Required tasks:
1) According to the essay on Sally Yates and the deep state, what did Yates refuse to enforce in January while she was Acting Attorney General?
2) Continue the essay on Sally Yates and the deep state from the point where it stops.
═════ Text excerpt ═════
The Deep State As Liberal Conscience

The Sally Yates hearings were unwatchable Kabuki theater, for after all, Michael Flynn did nothing wrong. But it’s a Watergate simulation that might turn into the next Watergate, so we best pay attention.

There was one exchange, however, between Yates and Sen. Ted Cruz, that was fascinating meta-politically.

In January, then-Acting Attorney General Yates refused to enforce Trump’s travel bans. Trump promptly fired her. (This was back when Trump was still cool.)

Cruz returned to that episode, mansplaining to Yates that, first, foreigners have no Constitutional rights and, second, the President has absolute discretion in national-security matters. Yates’s rejoinder was to cite some other provision about non-discrimination, yadayadayada. . .

Liberals delighted in Yates’s comeback: “You tell that old, White cis-male, girlfriend!” But Yates legal reasoning is extremely disturbing. She is effectively saying that the principle of non-discrimination, specifically on racial and religious grounds, overrides national security concerns or any other.
═════ Entries ═════
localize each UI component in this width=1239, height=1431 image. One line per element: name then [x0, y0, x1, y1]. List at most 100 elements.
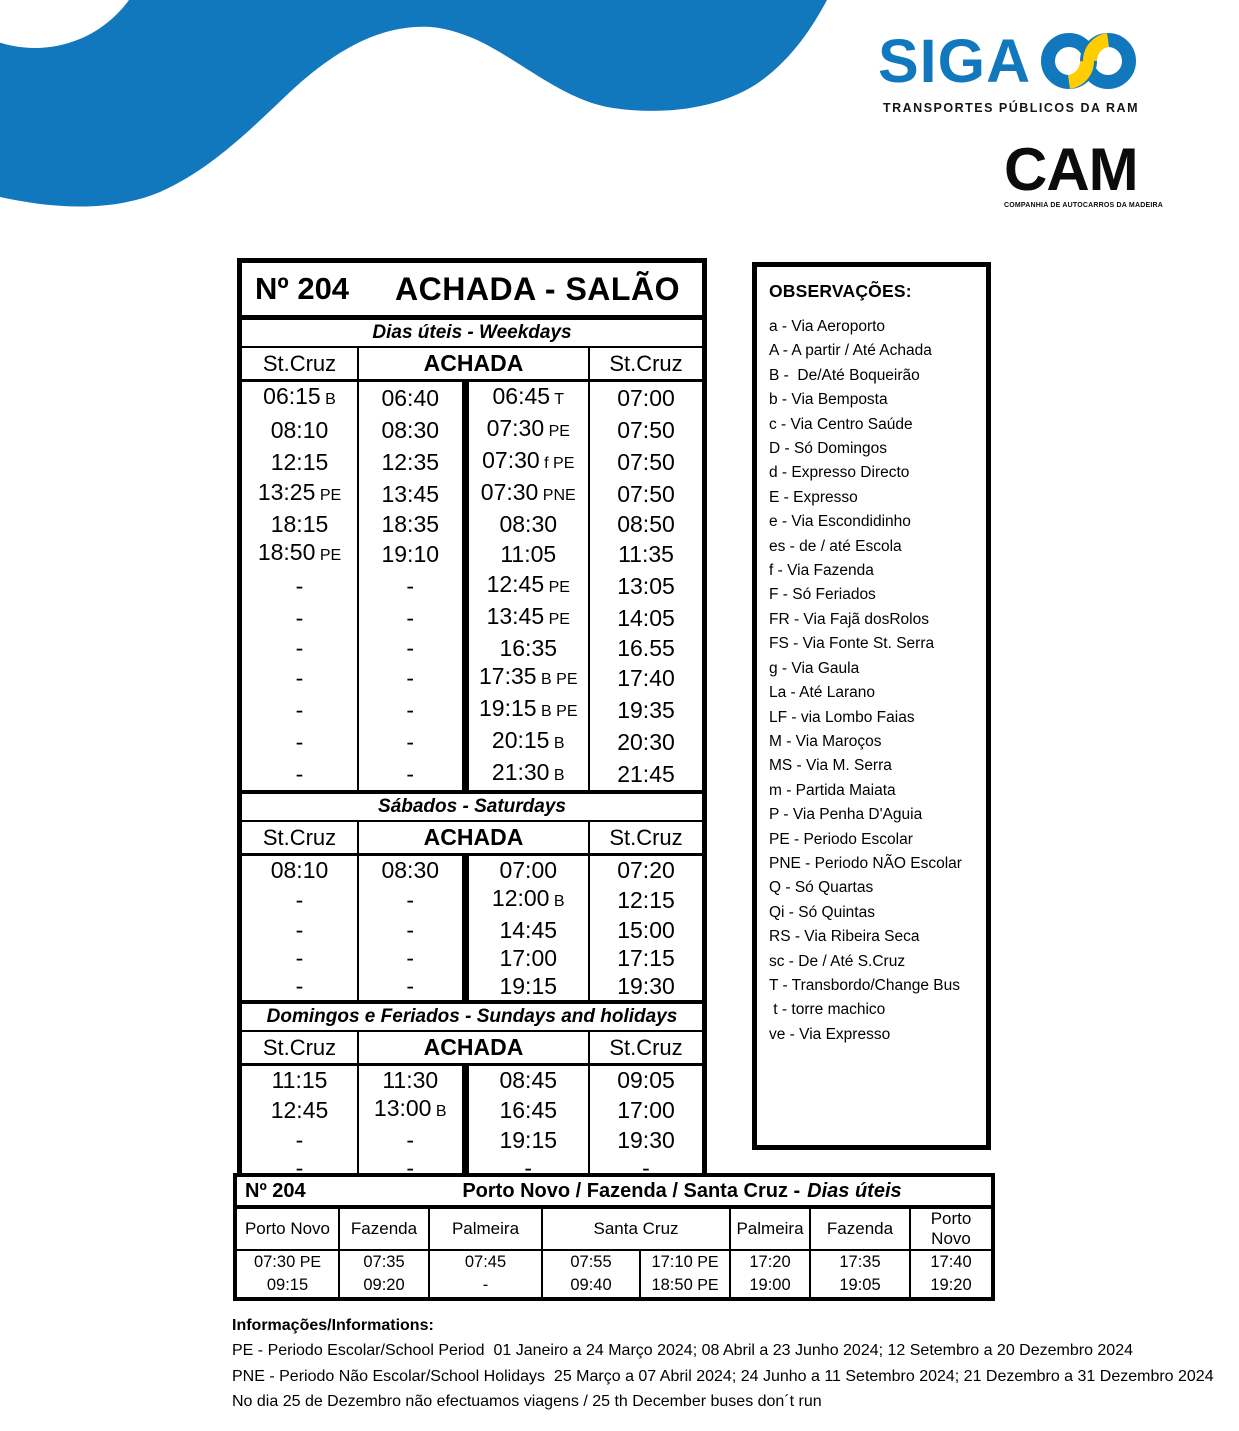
bottom-table-body: 07:30 PE 07:35 07:45 07:55 17:10 PE 17:20 17:3…: [237, 1250, 992, 1297]
time-cell: 17:40: [909, 1250, 992, 1274]
time-cell: 09:20: [338, 1274, 429, 1297]
observation-item: a - Via Aeroporto: [769, 318, 886, 335]
timetable-row: - -14:45 15:00: [242, 916, 702, 944]
trip-note-suffix: B: [549, 767, 565, 784]
section-banner: Dias úteis - Weekdays: [242, 320, 702, 348]
time-cell: 07:50: [588, 478, 702, 510]
time-cell: 19:15 B PE: [461, 694, 589, 726]
timetable-row: 12:15 12:35 07:30 f PE 07:50: [242, 446, 702, 478]
route-name: ACHADA - SALÃO: [395, 270, 680, 307]
time-cell: 17:35 B PE: [461, 662, 589, 694]
column-header: Porto Novo: [237, 1209, 339, 1251]
section-header-row: St.Cruz ACHADA St.Cruz: [242, 1031, 702, 1066]
cam-logo: CAM COMPANHIA DE AUTOCARROS DA MADEIRA: [1004, 140, 1163, 210]
bottom-timetable-grid: Porto Novo Fazenda Palmeira Santa Cruz P…: [237, 1209, 992, 1297]
column-header: Palmeira: [428, 1209, 542, 1251]
observation-item: T - Transbordo/Change Bus: [769, 976, 960, 994]
empty-time-cell: -: [357, 916, 465, 944]
time-cell: 17:00: [461, 944, 589, 972]
time-cell: 18:35: [357, 510, 465, 538]
time-cell: 19:10: [357, 538, 465, 570]
time-cell: 12:45 PE: [461, 570, 589, 602]
main-timetable: Nº 204 ACHADA - SALÃO Dias úteis - Weekd…: [237, 258, 707, 1215]
empty-time-cell: -: [357, 602, 465, 634]
route-number: Nº 204: [255, 271, 350, 306]
time-cell: 12:45: [270, 1097, 329, 1123]
trip-note-suffix: PE: [692, 1277, 719, 1294]
time-cell: 07:50: [588, 414, 702, 446]
trip-note-suffix: B PE: [536, 671, 578, 688]
time-cell: 17:35: [809, 1250, 911, 1274]
time-cell: 19:15: [461, 1126, 589, 1154]
observation-item: e - Via Escondidinho: [769, 513, 911, 531]
timetable-row: - -21:30 B 21:45: [242, 758, 702, 792]
timetable-row: - -17:00 17:15: [242, 944, 702, 972]
observation-item: LF - via Lombo Faias: [769, 708, 915, 726]
observation-item: A - A partir / Até Achada: [769, 342, 932, 360]
time-cell: 08:50: [588, 510, 702, 538]
empty-time-cell: -: [295, 665, 304, 691]
bottom-route-number: Nº 204: [245, 1179, 306, 1202]
time-cell: 19:20: [909, 1274, 992, 1297]
time-cell: 07:45: [428, 1250, 542, 1274]
observation-item: RS - Via Ribeira Seca: [769, 928, 920, 946]
column-header: St.Cruz: [588, 347, 702, 382]
time-cell: 17:20: [729, 1250, 811, 1274]
time-cell: 19:00: [729, 1274, 811, 1297]
empty-time-cell: -: [357, 884, 465, 916]
observation-item: PE - Periodo Escolar: [769, 830, 913, 848]
time-cell: 07:00: [588, 380, 702, 414]
observation-item: b - Via Bemposta: [769, 391, 888, 409]
time-cell: 11:35: [588, 538, 702, 570]
observation-item: MS - Via M. Serra: [769, 757, 892, 775]
timetable-row: - -20:15 B 20:30: [242, 726, 702, 758]
timetable-row: 08:10 08:30 07:00 07:20: [242, 854, 702, 884]
time-cell: 09:40: [541, 1274, 640, 1297]
time-cell: 16.55: [588, 634, 702, 662]
time-cell: 12:00 B: [461, 884, 589, 916]
empty-time-cell: -: [357, 694, 465, 726]
trip-note-suffix: B PE: [536, 703, 578, 720]
time-cell: 19:05: [809, 1274, 911, 1297]
bottom-route-bold: Porto Novo / Fazenda / Santa Cruz -: [462, 1179, 801, 1202]
time-cell: 08:30: [357, 854, 465, 884]
bottom-header-row: Porto Novo Fazenda Palmeira Santa Cruz P…: [237, 1209, 992, 1251]
time-cell: 17:00: [588, 1094, 702, 1126]
time-cell: 17:10 PE: [638, 1250, 731, 1274]
trip-note-suffix: PE: [544, 423, 570, 440]
trip-note-suffix: T: [550, 391, 564, 408]
observation-item: FS - Via Fonte St. Serra: [769, 635, 935, 653]
time-cell: 20:15 B: [461, 726, 589, 758]
timetable-row: 18:50 PE 19:10 11:05 11:35: [242, 538, 702, 570]
timetable-row: 11:15 11:30 08:45 09:05: [242, 1064, 702, 1094]
observation-item: Q - Só Quartas: [769, 879, 874, 897]
trip-note-suffix: PE: [295, 1254, 322, 1271]
time-cell: 09:15: [266, 1276, 309, 1294]
observations-box: OBSERVAÇÕES: a - Via Aeroporto A - A part…: [752, 262, 991, 1150]
empty-time-cell: -: [295, 917, 304, 943]
column-header: Santa Cruz: [540, 1209, 731, 1251]
time-cell: 07:30 PE: [253, 1253, 322, 1271]
time-cell: 08:30: [357, 414, 465, 446]
empty-time-cell: -: [295, 1127, 304, 1153]
column-header: ACHADA: [357, 1031, 589, 1066]
timetable-row: 06:15 B 06:40 06:45 T 07:00: [242, 380, 702, 414]
empty-time-cell: -: [295, 635, 304, 661]
trip-note-suffix: PE: [544, 611, 570, 628]
timetable-row: - -19:15 B PE 19:35: [242, 694, 702, 726]
column-header: St.Cruz: [242, 347, 358, 382]
time-cell: 18:15: [270, 511, 329, 537]
time-cell: 15:00: [588, 916, 702, 944]
timetable-row: - -13:45 PE 14:05: [242, 602, 702, 634]
observation-item: d - Expresso Directo: [769, 464, 910, 482]
trip-note-suffix: PNE: [538, 487, 576, 504]
trip-note-suffix: PE: [315, 547, 342, 564]
footer-info: Informações/Informations: PE - Periodo E…: [232, 1313, 1239, 1415]
main-timetable-title-row: Nº 204 ACHADA - SALÃO: [242, 263, 702, 320]
time-cell: 12:15: [588, 884, 702, 916]
time-cell: 07:30 f PE: [461, 446, 589, 478]
section-banner: Domingos e Feriados - Sundays and holida…: [242, 1000, 702, 1032]
section-banner-row: Dias úteis - Weekdays: [242, 320, 702, 348]
time-cell: 07:30 PE: [461, 414, 589, 446]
═════
Solved tasks:
1) Trump's travel bans.

2)
There’s no point in asking who’s “right” legally speaking, for law itself is ultimately a rationalization of existing power. What’s important is the revelation of the “deep state” as a kind of egalitarian “conscience.” Trump’s populism (however compromised it might be) violates the “source code” (racial egalitarianism) at the heart of the power structure.

Effectively, we cannot discriminate against foreigner even if we wanted to.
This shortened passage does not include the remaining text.